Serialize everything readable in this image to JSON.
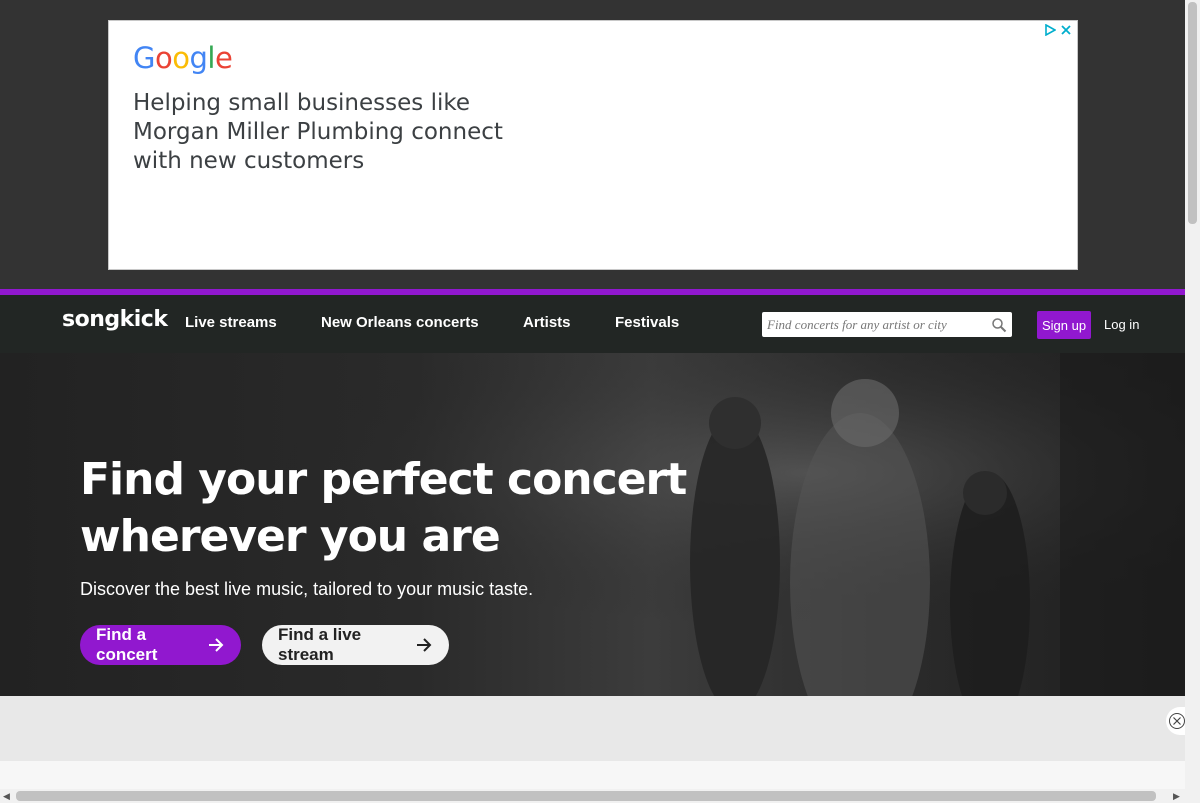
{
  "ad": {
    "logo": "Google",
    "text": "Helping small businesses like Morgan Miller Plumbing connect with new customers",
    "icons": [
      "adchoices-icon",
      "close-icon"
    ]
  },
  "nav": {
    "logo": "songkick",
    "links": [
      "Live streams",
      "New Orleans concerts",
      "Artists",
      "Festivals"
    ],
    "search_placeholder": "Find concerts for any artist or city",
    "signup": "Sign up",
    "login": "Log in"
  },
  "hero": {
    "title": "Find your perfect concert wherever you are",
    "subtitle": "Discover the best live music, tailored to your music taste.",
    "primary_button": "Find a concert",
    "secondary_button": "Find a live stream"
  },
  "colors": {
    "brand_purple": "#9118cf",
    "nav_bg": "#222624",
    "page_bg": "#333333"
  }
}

**The problem:** Go back to the records above and write them out exactly, without the pictures.

**In response:**
Serialize everything readable in this image to JSON.
{
  "ad": {
    "logo": "Google",
    "text": "Helping small businesses like Morgan Miller Plumbing connect with new customers",
    "icons": [
      "adchoices-icon",
      "close-icon"
    ]
  },
  "nav": {
    "logo": "songkick",
    "links": [
      "Live streams",
      "New Orleans concerts",
      "Artists",
      "Festivals"
    ],
    "search_placeholder": "Find concerts for any artist or city",
    "signup": "Sign up",
    "login": "Log in"
  },
  "hero": {
    "title": "Find your perfect concert wherever you are",
    "subtitle": "Discover the best live music, tailored to your music taste.",
    "primary_button": "Find a concert",
    "secondary_button": "Find a live stream"
  },
  "colors": {
    "brand_purple": "#9118cf",
    "nav_bg": "#222624",
    "page_bg": "#333333"
  }
}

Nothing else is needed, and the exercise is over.